→ **EXERCISE**: Rewrite the records below with "editor-line" replaced by "code-line" wherever it occurs, keeping everything else unchanged and leaving the pictures out.

--- START THE DATA ---

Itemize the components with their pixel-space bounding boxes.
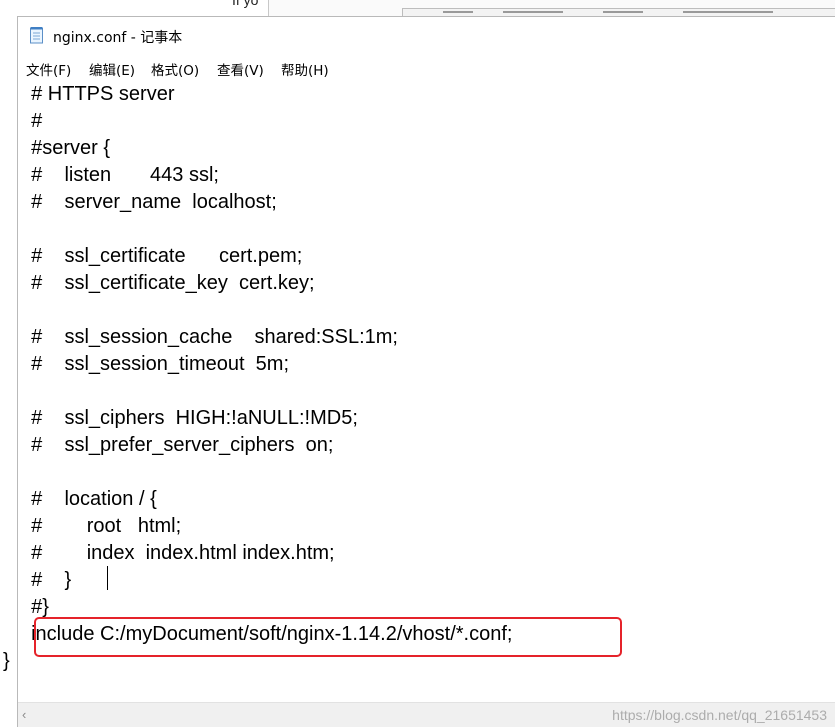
editor-line: # index index.html index.htm; (20, 542, 335, 564)
editor-line: # location / { (20, 488, 157, 510)
highlight-box (34, 617, 622, 657)
scroll-left-icon[interactable]: ‹ (22, 707, 26, 722)
horizontal-scrollbar[interactable]: ‹ https://blog.csdn.net/qq_21651453 (18, 702, 835, 727)
editor-line: # ssl_prefer_server_ciphers on; (20, 434, 334, 456)
editor-line: # listen 443 ssl; (20, 164, 219, 186)
menu-help[interactable]: 帮助(H) (281, 59, 329, 79)
title-bar[interactable]: nginx.conf - 记事本 (18, 17, 835, 51)
text-editor[interactable]: # HTTPS server # #server { # listen 443 … (3, 81, 835, 703)
menu-view[interactable]: 查看(V) (217, 59, 264, 79)
editor-line: # ssl_session_timeout 5m; (20, 353, 290, 375)
editor-line: # root html; (20, 515, 182, 537)
text-caret (107, 566, 108, 590)
menu-format[interactable]: 格式(O) (151, 59, 199, 79)
editor-line: #server { (20, 137, 111, 159)
window-title: nginx.conf - 记事本 (53, 30, 183, 46)
editor-line: # server_name localhost; (20, 191, 277, 213)
menu-edit[interactable]: 编辑(E) (89, 59, 135, 79)
editor-line: # (20, 110, 43, 132)
background-window-text: If yo (232, 0, 259, 8)
menu-bar: 文件(F) 编辑(E) 格式(O) 查看(V) 帮助(H) (18, 55, 835, 79)
editor-line: # } (20, 569, 72, 591)
editor-line: } (3, 650, 10, 672)
editor-line: # ssl_certificate_key cert.key; (20, 272, 315, 294)
menu-file[interactable]: 文件(F) (26, 59, 71, 79)
editor-line: # ssl_ciphers HIGH:!aNULL:!MD5; (20, 407, 358, 429)
editor-line: # HTTPS server (20, 83, 175, 105)
editor-line: # ssl_session_cache shared:SSL:1m; (20, 326, 398, 348)
watermark: https://blog.csdn.net/qq_21651453 (612, 707, 827, 723)
editor-line: # ssl_certificate cert.pem; (20, 245, 303, 267)
notepad-icon (30, 27, 43, 44)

--- END THE DATA ---

→ **TASK SOLUTION**:
Itemize the components with their pixel-space bounding boxes.
code-line: # index index.html index.htm; (20, 542, 335, 564)
code-line: # location / { (20, 488, 157, 510)
highlight-box (34, 617, 622, 657)
scroll-left-icon[interactable]: ‹ (22, 707, 26, 722)
horizontal-scrollbar[interactable]: ‹ https://blog.csdn.net/qq_21651453 (18, 702, 835, 727)
code-line: # ssl_prefer_server_ciphers on; (20, 434, 334, 456)
code-line: # listen 443 ssl; (20, 164, 219, 186)
menu-help[interactable]: 帮助(H) (281, 59, 329, 79)
title-bar[interactable]: nginx.conf - 记事本 (18, 17, 835, 51)
text-editor[interactable]: # HTTPS server # #server { # listen 443 … (3, 81, 835, 703)
menu-view[interactable]: 查看(V) (217, 59, 264, 79)
code-line: # ssl_session_timeout 5m; (20, 353, 290, 375)
code-line: # root html; (20, 515, 182, 537)
text-caret (107, 566, 108, 590)
menu-format[interactable]: 格式(O) (151, 59, 199, 79)
code-line: #server { (20, 137, 111, 159)
window-title: nginx.conf - 记事本 (53, 30, 183, 46)
code-line: # server_name localhost; (20, 191, 277, 213)
menu-edit[interactable]: 编辑(E) (89, 59, 135, 79)
code-line: # (20, 110, 43, 132)
background-window-text: If yo (232, 0, 259, 8)
menu-bar: 文件(F) 编辑(E) 格式(O) 查看(V) 帮助(H) (18, 55, 835, 79)
code-line: # } (20, 569, 72, 591)
code-line: } (3, 650, 10, 672)
code-line: # ssl_certificate_key cert.key; (20, 272, 315, 294)
menu-file[interactable]: 文件(F) (26, 59, 71, 79)
code-line: # ssl_ciphers HIGH:!aNULL:!MD5; (20, 407, 358, 429)
code-line: # HTTPS server (20, 83, 175, 105)
code-line: # ssl_session_cache shared:SSL:1m; (20, 326, 398, 348)
watermark: https://blog.csdn.net/qq_21651453 (612, 707, 827, 723)
code-line: # ssl_certificate cert.pem; (20, 245, 303, 267)
notepad-icon (30, 27, 43, 44)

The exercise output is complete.